EXERCISE: Rewrite the material with every "瓶颈" changed to "障碍", keeping everything else unchanged.

ROWS:
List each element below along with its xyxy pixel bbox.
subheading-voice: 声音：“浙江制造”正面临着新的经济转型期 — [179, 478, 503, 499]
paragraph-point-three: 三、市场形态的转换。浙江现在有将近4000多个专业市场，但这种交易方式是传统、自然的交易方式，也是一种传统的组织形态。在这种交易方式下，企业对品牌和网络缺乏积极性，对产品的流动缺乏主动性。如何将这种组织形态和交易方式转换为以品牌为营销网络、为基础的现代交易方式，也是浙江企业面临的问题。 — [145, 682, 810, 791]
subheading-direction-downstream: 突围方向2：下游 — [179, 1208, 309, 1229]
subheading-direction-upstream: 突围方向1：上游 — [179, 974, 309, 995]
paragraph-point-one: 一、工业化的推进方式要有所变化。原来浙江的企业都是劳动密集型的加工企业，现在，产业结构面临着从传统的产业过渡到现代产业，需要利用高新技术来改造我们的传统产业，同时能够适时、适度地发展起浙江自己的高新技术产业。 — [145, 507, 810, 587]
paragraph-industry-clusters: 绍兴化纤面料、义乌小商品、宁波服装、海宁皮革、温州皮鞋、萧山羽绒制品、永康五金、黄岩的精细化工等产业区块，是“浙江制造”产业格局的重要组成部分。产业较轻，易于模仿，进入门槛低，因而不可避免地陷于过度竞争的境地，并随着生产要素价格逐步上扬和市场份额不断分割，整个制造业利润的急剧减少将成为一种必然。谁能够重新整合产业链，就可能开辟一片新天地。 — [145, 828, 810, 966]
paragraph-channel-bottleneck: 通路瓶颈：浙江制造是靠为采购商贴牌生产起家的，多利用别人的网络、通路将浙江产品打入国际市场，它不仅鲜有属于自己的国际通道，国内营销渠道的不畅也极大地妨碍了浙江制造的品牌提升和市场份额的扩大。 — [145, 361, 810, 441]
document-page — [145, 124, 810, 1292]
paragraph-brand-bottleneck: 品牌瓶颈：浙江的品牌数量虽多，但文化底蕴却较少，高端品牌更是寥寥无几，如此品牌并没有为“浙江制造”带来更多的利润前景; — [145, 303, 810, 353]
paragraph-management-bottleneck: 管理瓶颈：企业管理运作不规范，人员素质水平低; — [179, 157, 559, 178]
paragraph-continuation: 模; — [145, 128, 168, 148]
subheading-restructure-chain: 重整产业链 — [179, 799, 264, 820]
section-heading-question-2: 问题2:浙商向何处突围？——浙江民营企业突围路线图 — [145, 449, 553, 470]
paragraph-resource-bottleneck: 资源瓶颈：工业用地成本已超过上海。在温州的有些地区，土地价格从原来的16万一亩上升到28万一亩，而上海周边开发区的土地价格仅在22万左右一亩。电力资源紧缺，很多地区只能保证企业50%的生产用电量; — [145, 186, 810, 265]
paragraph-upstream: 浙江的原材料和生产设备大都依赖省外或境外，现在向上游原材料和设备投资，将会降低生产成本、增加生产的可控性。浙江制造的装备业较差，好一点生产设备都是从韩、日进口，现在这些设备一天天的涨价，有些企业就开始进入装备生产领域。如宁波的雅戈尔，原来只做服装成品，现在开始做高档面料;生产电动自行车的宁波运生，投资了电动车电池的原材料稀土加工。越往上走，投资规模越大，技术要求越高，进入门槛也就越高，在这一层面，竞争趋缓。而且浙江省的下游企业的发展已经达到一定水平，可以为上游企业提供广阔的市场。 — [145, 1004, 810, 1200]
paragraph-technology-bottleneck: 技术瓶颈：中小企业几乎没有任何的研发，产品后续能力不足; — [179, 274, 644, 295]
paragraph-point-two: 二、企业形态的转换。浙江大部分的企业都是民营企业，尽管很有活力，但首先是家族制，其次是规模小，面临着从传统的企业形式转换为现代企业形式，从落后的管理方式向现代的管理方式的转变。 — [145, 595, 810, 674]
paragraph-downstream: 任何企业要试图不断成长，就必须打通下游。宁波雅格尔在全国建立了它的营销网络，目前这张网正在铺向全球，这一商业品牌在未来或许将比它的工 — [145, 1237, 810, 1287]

OUTPUT FOR THIS TASK:
List each element below along with its xyxy pixel bbox.
subheading-voice: 声音：“浙江制造”正面临着新的经济转型期 — [179, 478, 503, 499]
paragraph-point-three: 三、市场形态的转换。浙江现在有将近4000多个专业市场，但这种交易方式是传统、自然的交易方式，也是一种传统的组织形态。在这种交易方式下，企业对品牌和网络缺乏积极性，对产品的流动缺乏主动性。如何将这种组织形态和交易方式转换为以品牌为营销网络、为基础的现代交易方式，也是浙江企业面临的问题。 — [145, 682, 810, 791]
subheading-direction-downstream: 突围方向2：下游 — [179, 1208, 309, 1229]
subheading-direction-upstream: 突围方向1：上游 — [179, 974, 309, 995]
paragraph-point-one: 一、工业化的推进方式要有所变化。原来浙江的企业都是劳动密集型的加工企业，现在，产业结构面临着从传统的产业过渡到现代产业，需要利用高新技术来改造我们的传统产业，同时能够适时、适度地发展起浙江自己的高新技术产业。 — [145, 507, 810, 587]
paragraph-industry-clusters: 绍兴化纤面料、义乌小商品、宁波服装、海宁皮革、温州皮鞋、萧山羽绒制品、永康五金、黄岩的精细化工等产业区块，是“浙江制造”产业格局的重要组成部分。产业较轻，易于模仿，进入门槛低，因而不可避免地陷于过度竞争的境地，并随着生产要素价格逐步上扬和市场份额不断分割，整个制造业利润的急剧减少将成为一种必然。谁能够重新整合产业链，就可能开辟一片新天地。 — [145, 828, 810, 966]
paragraph-channel-bottleneck: 通路障碍：浙江制造是靠为采购商贴牌生产起家的，多利用别人的网络、通路将浙江产品打入国际市场，它不仅鲜有属于自己的国际通道，国内营销渠道的不畅也极大地妨碍了浙江制造的品牌提升和市场份额的扩大。 — [145, 361, 810, 441]
document-page — [145, 124, 810, 1292]
paragraph-brand-bottleneck: 品牌障碍：浙江的品牌数量虽多，但文化底蕴却较少，高端品牌更是寥寥无几，如此品牌并没有为“浙江制造”带来更多的利润前景; — [145, 303, 810, 353]
paragraph-management-bottleneck: 管理障碍：企业管理运作不规范，人员素质水平低; — [179, 157, 559, 178]
paragraph-continuation: 模; — [145, 128, 168, 148]
subheading-restructure-chain: 重整产业链 — [179, 799, 264, 820]
section-heading-question-2: 问题2:浙商向何处突围？——浙江民营企业突围路线图 — [145, 449, 553, 470]
paragraph-resource-bottleneck: 资源障碍：工业用地成本已超过上海。在温州的有些地区，土地价格从原来的16万一亩上升到28万一亩，而上海周边开发区的土地价格仅在22万左右一亩。电力资源紧缺，很多地区只能保证企业50%的生产用电量; — [145, 186, 810, 265]
paragraph-upstream: 浙江的原材料和生产设备大都依赖省外或境外，现在向上游原材料和设备投资，将会降低生产成本、增加生产的可控性。浙江制造的装备业较差，好一点生产设备都是从韩、日进口，现在这些设备一天天的涨价，有些企业就开始进入装备生产领域。如宁波的雅戈尔，原来只做服装成品，现在开始做高档面料;生产电动自行车的宁波运生，投资了电动车电池的原材料稀土加工。越往上走，投资规模越大，技术要求越高，进入门槛也就越高，在这一层面，竞争趋缓。而且浙江省的下游企业的发展已经达到一定水平，可以为上游企业提供广阔的市场。 — [145, 1004, 810, 1200]
paragraph-technology-bottleneck: 技术障碍：中小企业几乎没有任何的研发，产品后续能力不足; — [179, 274, 644, 295]
paragraph-point-two: 二、企业形态的转换。浙江大部分的企业都是民营企业，尽管很有活力，但首先是家族制，其次是规模小，面临着从传统的企业形式转换为现代企业形式，从落后的管理方式向现代的管理方式的转变。 — [145, 595, 810, 674]
paragraph-downstream: 任何企业要试图不断成长，就必须打通下游。宁波雅格尔在全国建立了它的营销网络，目前这张网正在铺向全球，这一商业品牌在未来或许将比它的工 — [145, 1237, 810, 1287]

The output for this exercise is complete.